A block of data
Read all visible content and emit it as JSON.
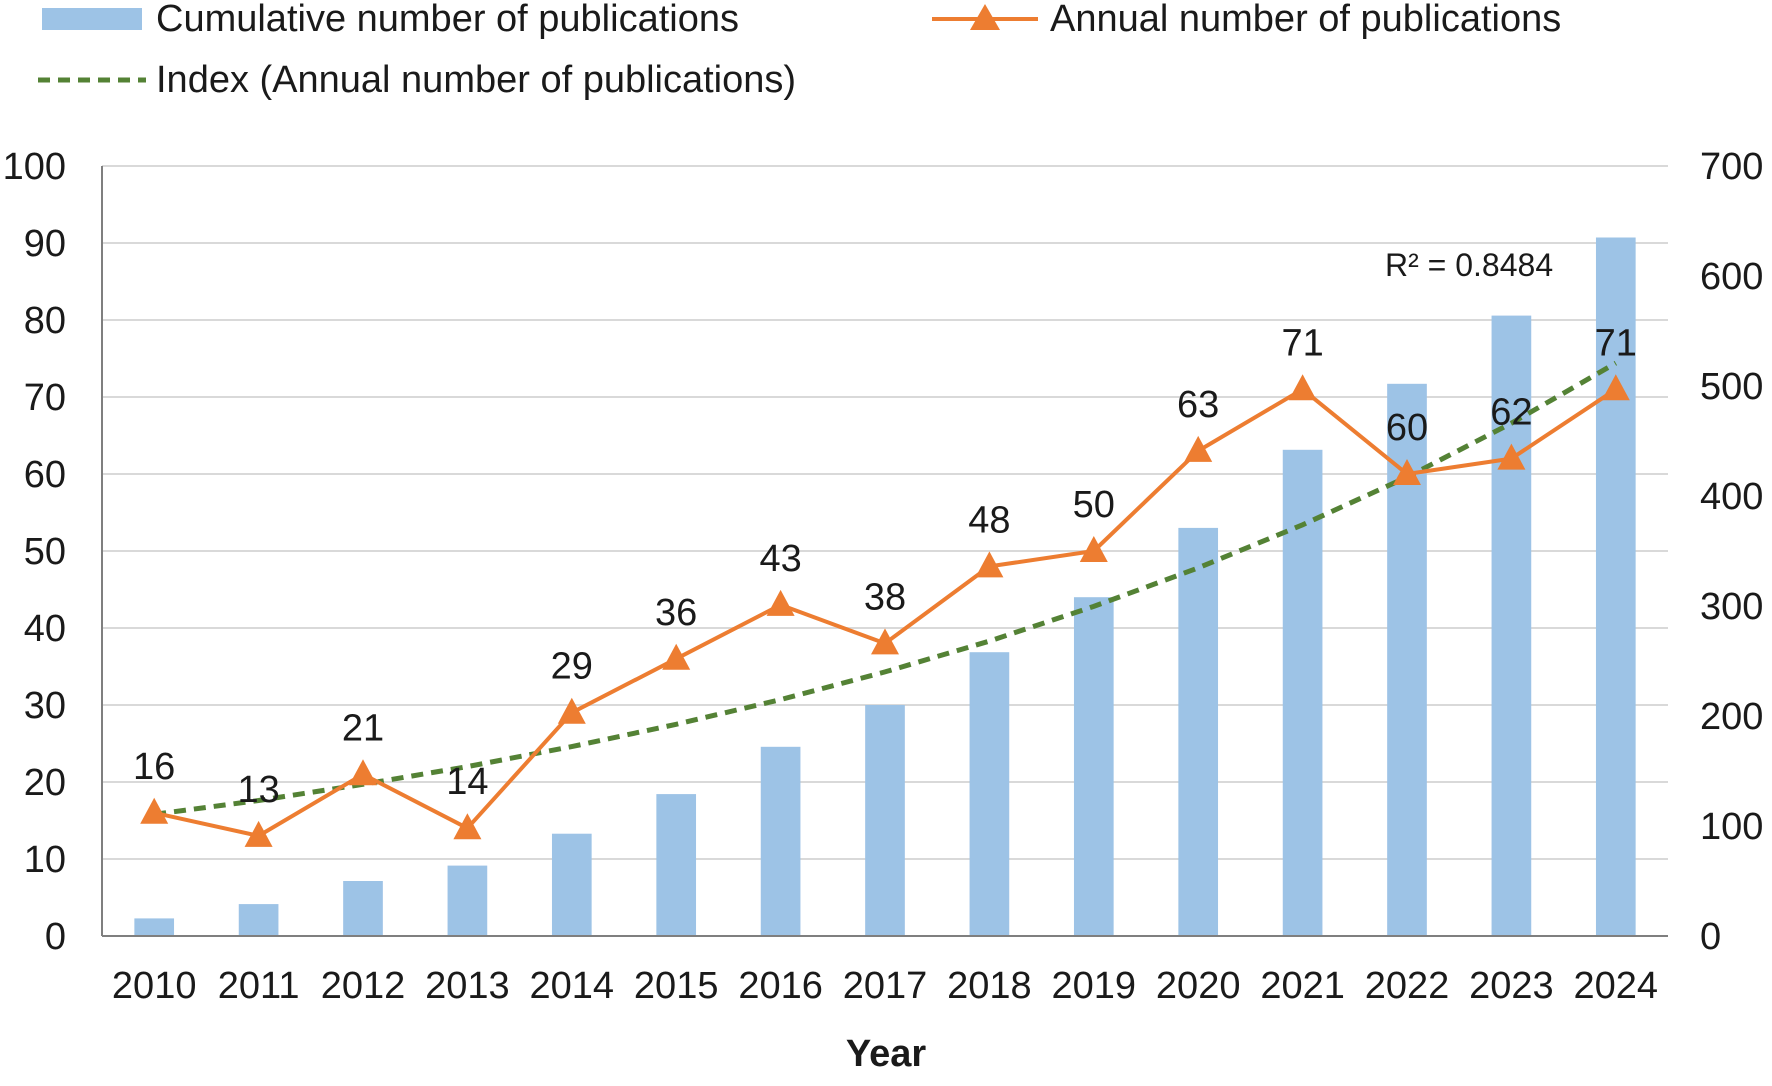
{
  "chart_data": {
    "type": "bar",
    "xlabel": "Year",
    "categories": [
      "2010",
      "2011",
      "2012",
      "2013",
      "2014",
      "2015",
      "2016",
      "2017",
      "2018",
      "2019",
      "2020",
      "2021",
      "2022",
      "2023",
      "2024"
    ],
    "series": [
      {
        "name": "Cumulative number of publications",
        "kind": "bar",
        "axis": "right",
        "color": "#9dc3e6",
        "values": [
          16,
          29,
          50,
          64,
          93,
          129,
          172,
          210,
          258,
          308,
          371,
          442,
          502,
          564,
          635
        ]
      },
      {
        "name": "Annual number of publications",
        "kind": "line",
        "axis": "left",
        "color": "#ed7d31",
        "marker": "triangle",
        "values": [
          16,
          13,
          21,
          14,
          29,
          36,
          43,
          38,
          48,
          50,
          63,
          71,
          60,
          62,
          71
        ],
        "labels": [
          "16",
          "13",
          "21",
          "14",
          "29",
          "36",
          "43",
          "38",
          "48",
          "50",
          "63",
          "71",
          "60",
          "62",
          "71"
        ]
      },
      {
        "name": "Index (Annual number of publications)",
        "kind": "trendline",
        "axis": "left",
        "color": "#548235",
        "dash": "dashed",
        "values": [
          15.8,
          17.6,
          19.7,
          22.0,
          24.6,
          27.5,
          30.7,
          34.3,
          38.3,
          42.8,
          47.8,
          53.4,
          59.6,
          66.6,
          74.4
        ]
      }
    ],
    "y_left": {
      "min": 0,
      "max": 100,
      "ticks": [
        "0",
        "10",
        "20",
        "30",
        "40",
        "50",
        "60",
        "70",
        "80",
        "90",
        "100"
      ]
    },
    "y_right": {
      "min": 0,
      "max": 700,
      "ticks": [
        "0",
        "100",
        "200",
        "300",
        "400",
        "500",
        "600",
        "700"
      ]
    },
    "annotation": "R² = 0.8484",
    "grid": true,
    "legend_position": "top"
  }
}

---

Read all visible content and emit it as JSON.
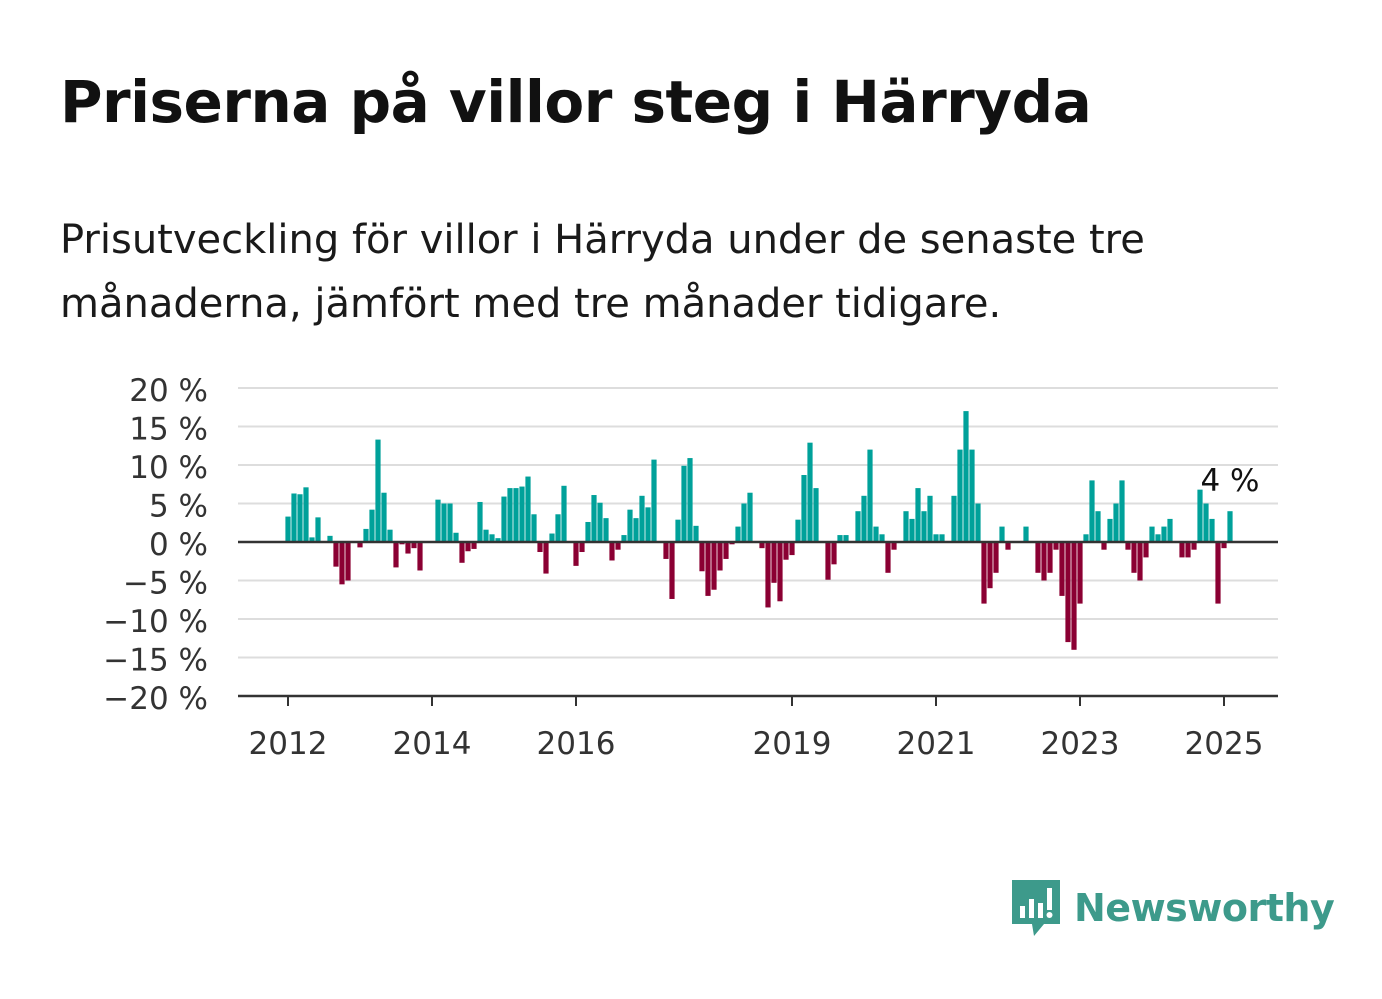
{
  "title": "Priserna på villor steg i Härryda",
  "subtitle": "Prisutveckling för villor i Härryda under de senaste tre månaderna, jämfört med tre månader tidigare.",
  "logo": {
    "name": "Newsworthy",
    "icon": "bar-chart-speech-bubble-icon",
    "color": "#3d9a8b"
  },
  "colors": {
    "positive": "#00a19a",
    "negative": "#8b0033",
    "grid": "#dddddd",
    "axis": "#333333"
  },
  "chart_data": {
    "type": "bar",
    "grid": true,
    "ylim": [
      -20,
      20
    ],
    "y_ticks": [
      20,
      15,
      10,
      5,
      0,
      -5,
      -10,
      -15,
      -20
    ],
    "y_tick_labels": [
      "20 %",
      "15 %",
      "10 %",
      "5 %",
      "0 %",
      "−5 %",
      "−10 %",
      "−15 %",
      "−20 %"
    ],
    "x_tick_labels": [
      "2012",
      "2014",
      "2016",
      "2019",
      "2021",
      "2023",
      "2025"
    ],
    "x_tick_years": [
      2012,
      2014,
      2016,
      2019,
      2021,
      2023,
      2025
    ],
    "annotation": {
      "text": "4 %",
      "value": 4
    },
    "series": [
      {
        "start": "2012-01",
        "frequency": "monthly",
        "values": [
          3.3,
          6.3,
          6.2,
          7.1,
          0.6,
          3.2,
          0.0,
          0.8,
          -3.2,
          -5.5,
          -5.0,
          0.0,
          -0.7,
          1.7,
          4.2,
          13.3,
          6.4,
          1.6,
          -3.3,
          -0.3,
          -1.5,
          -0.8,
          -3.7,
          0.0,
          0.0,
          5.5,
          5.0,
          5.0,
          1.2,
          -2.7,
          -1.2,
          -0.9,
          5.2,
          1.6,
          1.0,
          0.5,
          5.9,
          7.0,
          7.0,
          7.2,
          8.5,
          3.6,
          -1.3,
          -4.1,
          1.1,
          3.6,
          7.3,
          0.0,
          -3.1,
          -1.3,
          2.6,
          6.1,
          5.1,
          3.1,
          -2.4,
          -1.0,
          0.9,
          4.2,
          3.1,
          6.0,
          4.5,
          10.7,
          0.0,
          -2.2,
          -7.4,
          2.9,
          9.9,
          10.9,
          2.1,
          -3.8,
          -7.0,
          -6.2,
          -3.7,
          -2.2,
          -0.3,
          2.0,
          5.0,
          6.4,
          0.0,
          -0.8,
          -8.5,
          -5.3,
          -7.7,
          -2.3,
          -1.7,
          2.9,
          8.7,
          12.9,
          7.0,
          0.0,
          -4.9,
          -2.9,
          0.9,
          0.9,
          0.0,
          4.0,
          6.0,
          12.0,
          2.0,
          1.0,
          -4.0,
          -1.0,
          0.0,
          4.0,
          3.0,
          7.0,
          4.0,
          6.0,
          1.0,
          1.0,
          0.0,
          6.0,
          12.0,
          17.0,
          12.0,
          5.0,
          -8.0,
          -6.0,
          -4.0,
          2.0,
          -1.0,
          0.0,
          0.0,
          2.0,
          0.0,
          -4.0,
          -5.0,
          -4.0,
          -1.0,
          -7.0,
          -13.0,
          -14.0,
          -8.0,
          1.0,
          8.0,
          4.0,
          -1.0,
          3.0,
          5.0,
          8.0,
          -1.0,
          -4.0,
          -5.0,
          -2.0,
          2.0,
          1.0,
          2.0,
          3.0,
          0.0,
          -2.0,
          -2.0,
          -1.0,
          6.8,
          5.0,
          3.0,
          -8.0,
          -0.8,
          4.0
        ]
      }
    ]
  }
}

→ **Aim**
Copy each line of the listing that includes "number".

→ **Exercise response**
        "name": "Cumulative number of publications",
        "name": "Annual number of publications",
        "name": "Index (Annual number of publications)",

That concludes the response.